Prompt:
In your copy, repeat the records exactly and leave out the pictures.

**** Entries

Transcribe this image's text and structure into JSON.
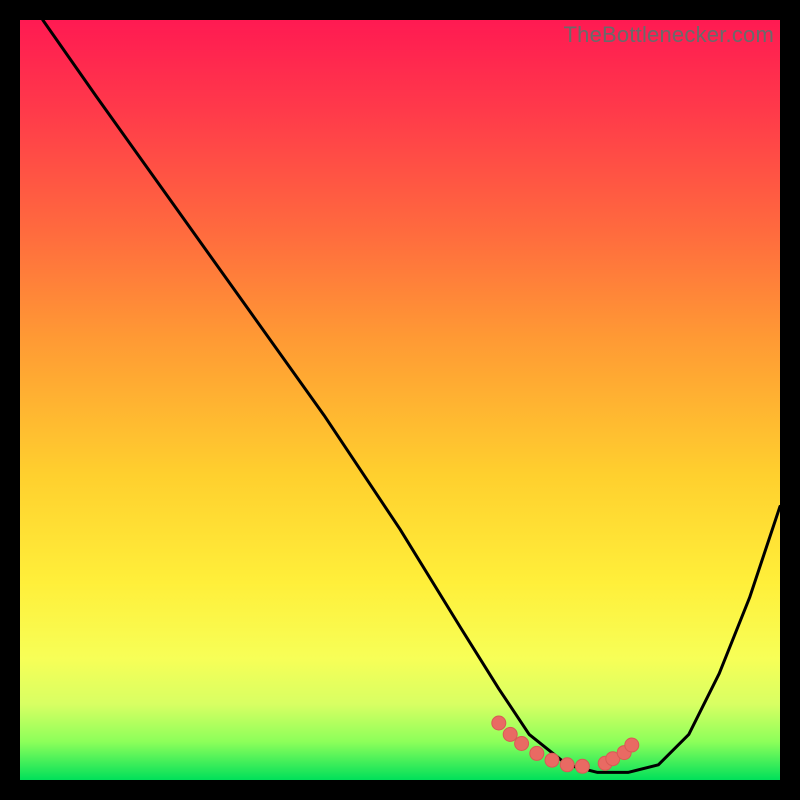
{
  "attribution": "TheBottleneсker.com",
  "chart_data": {
    "type": "line",
    "title": "",
    "xlabel": "",
    "ylabel": "",
    "xlim": [
      0,
      100
    ],
    "ylim": [
      0,
      100
    ],
    "series": [
      {
        "name": "bottleneck-curve",
        "x": [
          3,
          10,
          20,
          30,
          40,
          50,
          58,
          63,
          67,
          72,
          76,
          80,
          84,
          88,
          92,
          96,
          100
        ],
        "y": [
          100,
          90,
          76,
          62,
          48,
          33,
          20,
          12,
          6,
          2,
          1,
          1,
          2,
          6,
          14,
          24,
          36
        ]
      }
    ],
    "markers": {
      "name": "highlighted-points",
      "x": [
        63,
        64.5,
        66,
        68,
        70,
        72,
        74,
        77,
        78,
        79.5,
        80.5
      ],
      "y": [
        7.5,
        6.0,
        4.8,
        3.5,
        2.6,
        2.0,
        1.8,
        2.2,
        2.8,
        3.6,
        4.6
      ]
    },
    "colors": {
      "curve": "#000000",
      "marker": "#e96a63",
      "gradient_top": "#ff1a52",
      "gradient_bottom": "#00e05a"
    }
  }
}
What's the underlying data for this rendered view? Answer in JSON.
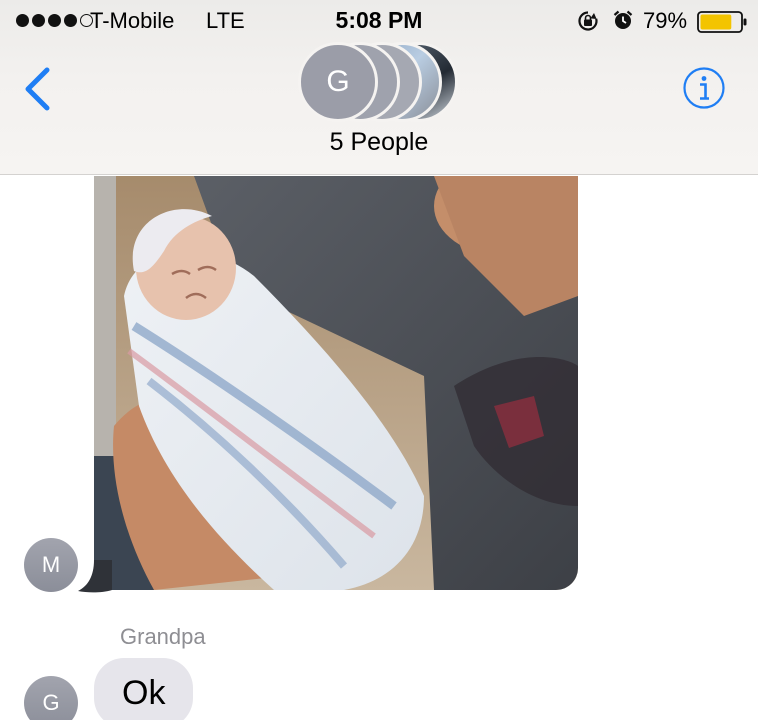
{
  "status_bar": {
    "carrier": "T-Mobile",
    "network": "LTE",
    "time": "5:08 PM",
    "battery_percent": "79%",
    "battery_level": 0.79,
    "battery_color": "#f3c400",
    "signal_bars_filled": 4,
    "signal_bars_total": 5,
    "icons": [
      "rotation-lock-icon",
      "alarm-clock-icon",
      "battery-icon"
    ]
  },
  "nav": {
    "back_icon": "chevron-left-icon",
    "info_icon": "info-circle-icon",
    "accent_color": "#1f7ef4",
    "group_avatar_initial": "G",
    "people_count_label": "5 People"
  },
  "messages": [
    {
      "type": "photo",
      "sender_initial": "M",
      "content": "image-attachment"
    },
    {
      "type": "text",
      "sender_name": "Grandpa",
      "sender_initial": "G",
      "text": "Ok"
    }
  ]
}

********

Worked answer:
Transcribe this image's text and structure into JSON.
{
  "attribution": "TheBottleneсker.com",
  "chart_data": {
    "type": "line",
    "title": "",
    "xlabel": "",
    "ylabel": "",
    "xlim": [
      0,
      100
    ],
    "ylim": [
      0,
      100
    ],
    "series": [
      {
        "name": "bottleneck-curve",
        "x": [
          3,
          10,
          20,
          30,
          40,
          50,
          58,
          63,
          67,
          72,
          76,
          80,
          84,
          88,
          92,
          96,
          100
        ],
        "y": [
          100,
          90,
          76,
          62,
          48,
          33,
          20,
          12,
          6,
          2,
          1,
          1,
          2,
          6,
          14,
          24,
          36
        ]
      }
    ],
    "markers": {
      "name": "highlighted-points",
      "x": [
        63,
        64.5,
        66,
        68,
        70,
        72,
        74,
        77,
        78,
        79.5,
        80.5
      ],
      "y": [
        7.5,
        6.0,
        4.8,
        3.5,
        2.6,
        2.0,
        1.8,
        2.2,
        2.8,
        3.6,
        4.6
      ]
    },
    "colors": {
      "curve": "#000000",
      "marker": "#e96a63",
      "gradient_top": "#ff1a52",
      "gradient_bottom": "#00e05a"
    }
  }
}
What's the underlying data for this rendered view? Answer in JSON.
{
  "status_bar": {
    "carrier": "T-Mobile",
    "network": "LTE",
    "time": "5:08 PM",
    "battery_percent": "79%",
    "battery_level": 0.79,
    "battery_color": "#f3c400",
    "signal_bars_filled": 4,
    "signal_bars_total": 5,
    "icons": [
      "rotation-lock-icon",
      "alarm-clock-icon",
      "battery-icon"
    ]
  },
  "nav": {
    "back_icon": "chevron-left-icon",
    "info_icon": "info-circle-icon",
    "accent_color": "#1f7ef4",
    "group_avatar_initial": "G",
    "people_count_label": "5 People"
  },
  "messages": [
    {
      "type": "photo",
      "sender_initial": "M",
      "content": "image-attachment"
    },
    {
      "type": "text",
      "sender_name": "Grandpa",
      "sender_initial": "G",
      "text": "Ok"
    }
  ]
}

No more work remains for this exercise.